— Set task —
Gather all lines in the data that hold the string "icon".

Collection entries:

= = = = =

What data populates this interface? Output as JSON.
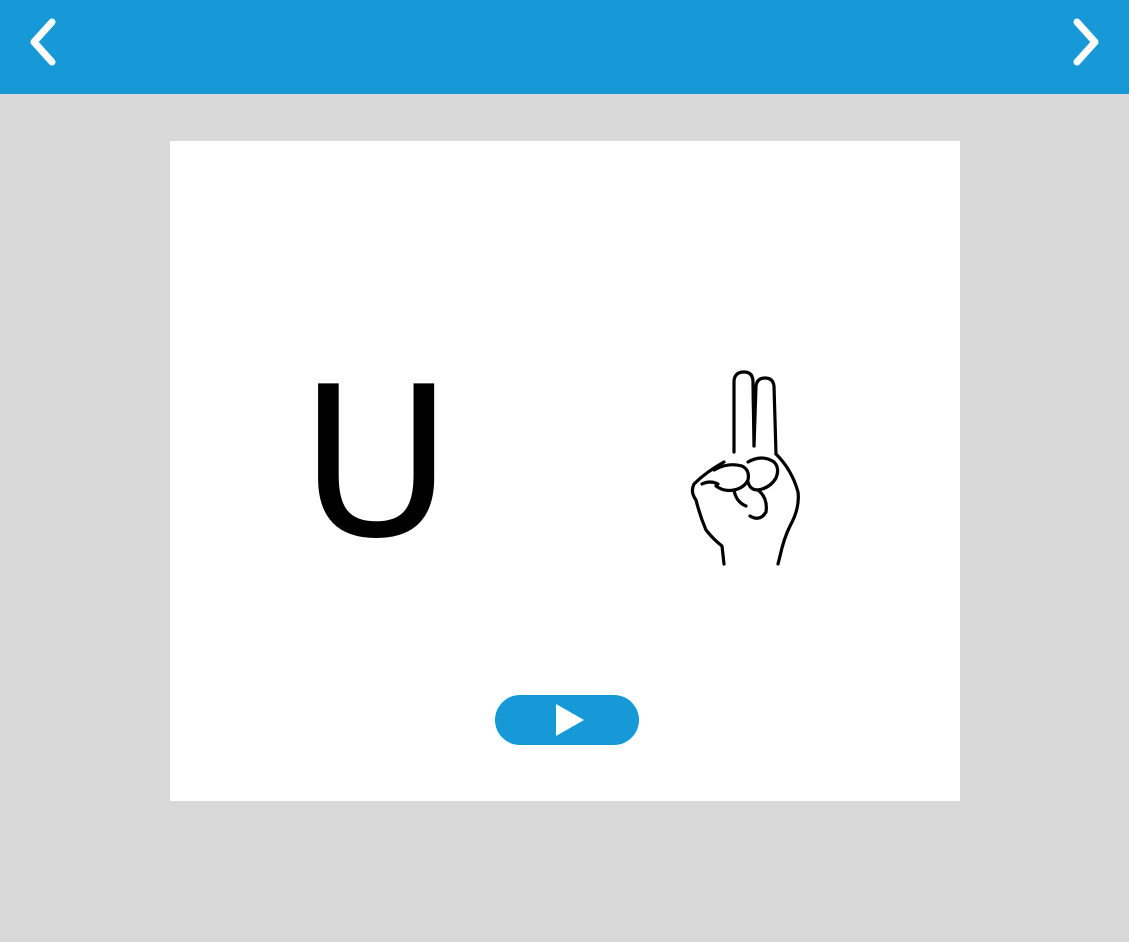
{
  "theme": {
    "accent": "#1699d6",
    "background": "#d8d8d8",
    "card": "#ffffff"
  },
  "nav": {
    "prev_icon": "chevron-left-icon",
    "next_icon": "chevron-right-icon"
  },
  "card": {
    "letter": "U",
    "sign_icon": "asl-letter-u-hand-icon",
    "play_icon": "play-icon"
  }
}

= = = = =

— Result for this task —
    "prev_icon": "chevron-left-icon",
    "next_icon": "chevron-right-icon"
    "sign_icon": "asl-letter-u-hand-icon",
    "play_icon": "play-icon"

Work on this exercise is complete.